*Task list*:
1: Answer these questions from the essay on weekends and memory, one line each:
(a) About what age did the old man on the bus appear to be?
(b) What did the first message he read say?
(c) How many years of service had he retired after?
2: Quote the part of the essay on weekends and memory that opens with the words containing "We have got" and closes with "for during weekends.".

*Document extract*:

We have got to revert back to that original lifestyle. Who would deny that Monday mornings, just after weekends, are arguably the most tiresome and lazy. Parties and night outs are good if done once in a while. Mind’s natural state is relaxed which can be achieved by just shutting the light off or listening to some music it’s the stress that you actually go looking out for during weekends.
During those weekends when you feel there is nothing to do when actually you have much on your platter. However slow you want the weekends to be, how so ever early you rise or how much longer you run from your routine extra, you find that at the end of the day the
time flies past. It is like those rows of trees, those small brick houses outside the window of a train that seem to run behind at a constant pace, no matter how you crane you neck out they just go behind you and dissolve into an infinite oblivion. To do away with this feeling of running ahead of my weekends I try to slow down but in vain.
While taking a bus journey, I looked around and found an old man sitting at the front seat ahead of me. He had a mobile phone in his hand that was as old as he probably. The man was in his white shirt and black pant looked about 55-60 years of age. He had a tuft of white hair on his head with a few of them protruding out of his ear. After fidgeting with his phone for a few minutes he opened his messages and began reading them one by one. After reading each message he deleted it. This went on for quite a few messages. So out of curiosity I craned my neck to read what the messages were. The first one read “Happy retired life sir”, the second one said “We will miss you sir” and so on.
The old man had retired after 30-35 years at service. By deleting the messages he was trying to cut the chords that tied him to his past, to those years of service. We feel not looking back or doing away the memories will make us forget the past. We search for all the memories and try to weed them out one by one in a hope that this would save us from the nostalgia. But why do we want to break away or forget the past which was so good. Do we not like to remember good stuff, do we not want to be surrounded by the happy feeling of good times that make us look at the future in a hope of reliving the past. Then why was he deleting the memories.

*Data rows*:

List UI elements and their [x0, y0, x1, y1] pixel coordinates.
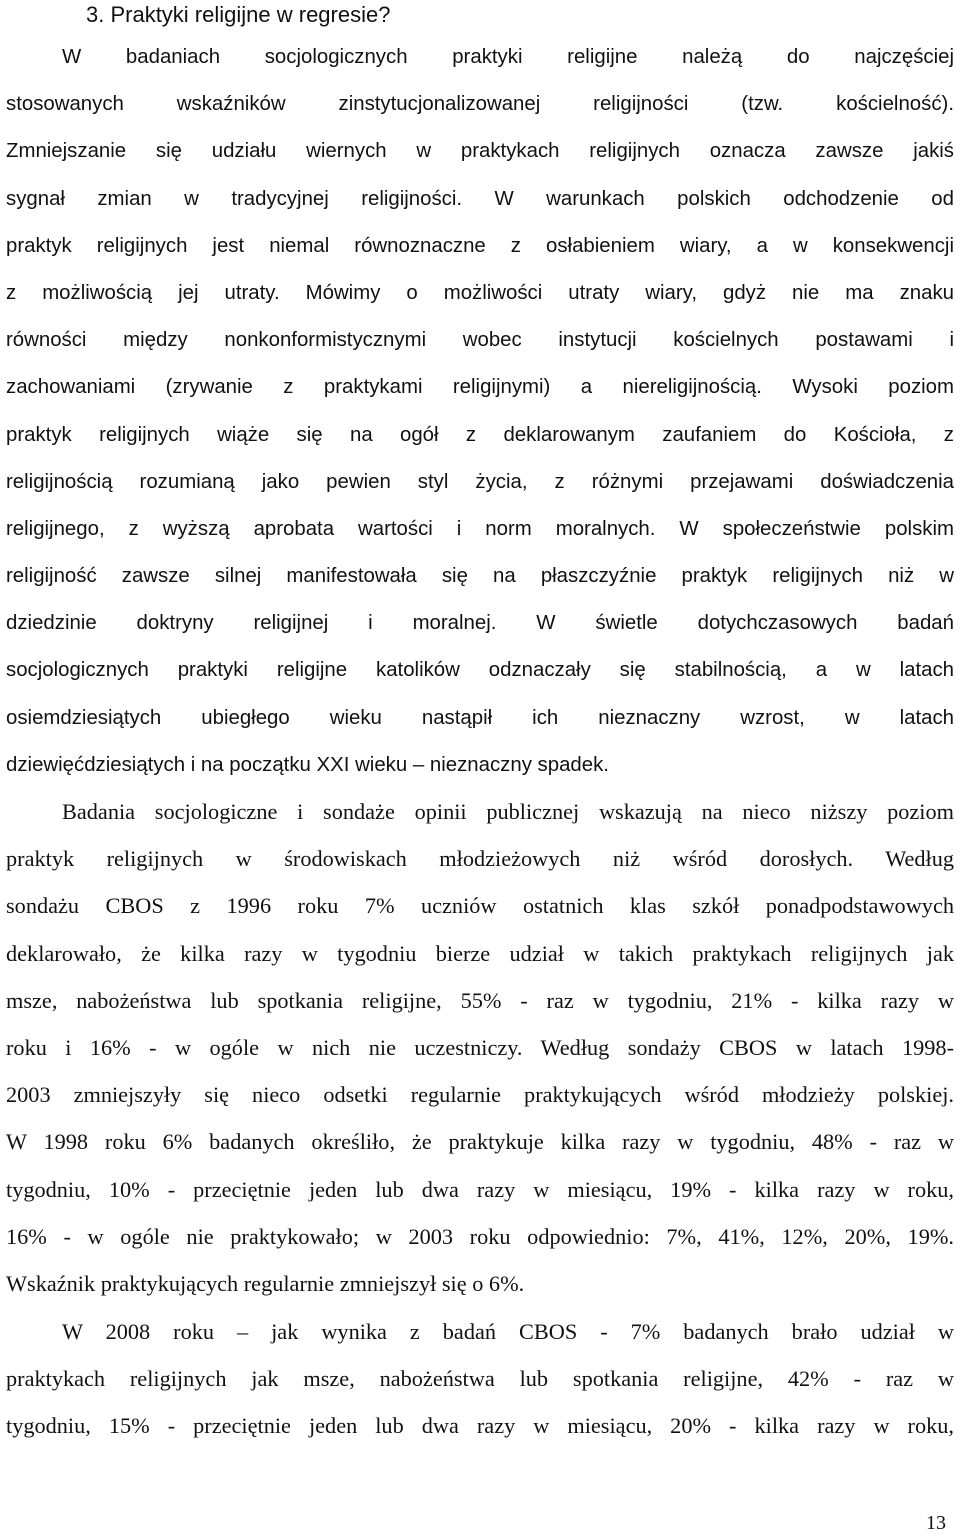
paragraph-1 — [6, 34, 954, 789]
text-line: dziewięćdziesiątych i na początku XXI wieku – nieznaczny spadek. — [6, 753, 609, 776]
text-line: praktyk religijnych jest niemal równoznaczne z osłabieniem wiary, a w konsekwencji — [6, 234, 954, 257]
text-line: praktyk religijnych w środowiskach młodzieżowych niż wśród dorosłych. Według — [6, 846, 954, 872]
text-line: W 2008 roku – jak wynika z badań CBOS - 7% badanych brało udział w — [62, 1319, 954, 1344]
text-line: stosowanych wskaźników zinstytucjonalizowanej religijności (tzw. kościelność). — [6, 93, 954, 116]
text-line: W badaniach socjologicznych praktyki religijne należą do najczęściej — [62, 46, 954, 68]
text-line: religijnego, z wyższą aprobata wartości i norm moralnych. W społeczeństwie polskim — [6, 517, 954, 540]
text-line: 2003 zmniejszyły się nieco odsetki regularnie praktykujących wśród młodzieży polskiej. — [6, 1082, 954, 1108]
text-line: osiemdziesiątych ubiegłego wieku nastąpił ich nieznaczny wzrost, w latach — [6, 706, 954, 729]
text-line: z możliwością jej utraty. Mówimy o możliwości utraty wiary, gdyż nie ma znaku — [6, 281, 954, 304]
text-line: religijność zawsze silnej manifestowała się na płaszczyźnie praktyk religijnych niż w — [6, 565, 954, 588]
text-line: praktyk religijnych wiąże się na ogół z deklarowanym zaufaniem do Kościoła, z — [6, 423, 954, 446]
paragraph-2 — [6, 788, 954, 1307]
text-line: sygnał zmian w tradycyjnej religijności. W warunkach polskich odchodzenie od — [6, 187, 954, 210]
text-line: msze, nabożeństwa lub spotkania religijne, 55% - raz w tygodniu, 21% - kilka razy w — [6, 987, 954, 1013]
text-line: Wskaźnik praktykujących regularnie zmniejszył się o 6%. — [6, 1270, 525, 1296]
text-line: 16% - w ogóle nie praktykowało; w 2003 roku odpowiednio: 7%, 41%, 12%, 20%, 19%. — [6, 1223, 954, 1249]
text-line: sondażu CBOS z 1996 roku 7% uczniów ostatnich klas szkół ponadpodstawowych — [6, 893, 954, 919]
text-line: dziedzinie doktryny religijnej i moralnej. W świetle dotychczasowych badań — [6, 612, 954, 635]
text-line: tygodniu, 10% - przeciętnie jeden lub dwa razy w miesiącu, 19% - kilka razy w roku, — [6, 1176, 954, 1202]
page-number: 13 — [926, 1512, 946, 1534]
text-line: deklarowało, że kilka razy w tygodniu bierze udział w takich praktykach religijnych jak — [6, 940, 954, 966]
text-line: roku i 16% - w ogóle w nich nie uczestniczy. Według sondaży CBOS w latach 1998- — [6, 1034, 954, 1060]
text-line: religijnością rozumianą jako pewien styl życia, z różnymi przejawami doświadczenia — [6, 470, 954, 493]
section-heading: 3. Praktyki religijne w regresie? — [86, 2, 391, 27]
text-line: Zmniejszanie się udziału wiernych w praktykach religijnych oznacza zawsze jakiś — [6, 140, 954, 163]
text-line: równości między nonkonformistycznymi wobec instytucji kościelnych postawami i — [6, 329, 954, 352]
text-line: W 1998 roku 6% badanych określiło, że praktykuje kilka razy w tygodniu, 48% - raz w — [6, 1129, 954, 1155]
text-line: Badania socjologiczne i sondaże opinii publicznej wskazują na nieco niższy poziom — [62, 799, 954, 824]
text-line: zachowaniami (zrywanie z praktykami religijnymi) a niereligijnością. Wysoki poziom — [6, 376, 954, 399]
text-line: tygodniu, 15% - przeciętnie jeden lub dwa razy w miesiącu, 20% - kilka razy w roku, — [6, 1413, 954, 1439]
text-line: praktykach religijnych jak msze, nabożeństwa lub spotkania religijne, 42% - raz w — [6, 1366, 954, 1392]
paragraph-3 — [6, 1308, 954, 1450]
text-line: socjologicznych praktyki religijne katolików odznaczały się stabilnością, a w latach — [6, 659, 954, 682]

*Outputs in order*:
1:
(a) About 55-60 years of age.
(b) "Happy retired life sir"
(c) 30-35 years.

2:
We have got to revert back to that original lifestyle. Who would deny that Monday mornings, just after weekends, are arguably the most tiresome and lazy. Parties and night outs are good if done once in a while. Mind’s natural state is relaxed which can be achieved by just shutting the light off or listening to some music it’s the stress that you actually go looking out for during weekends.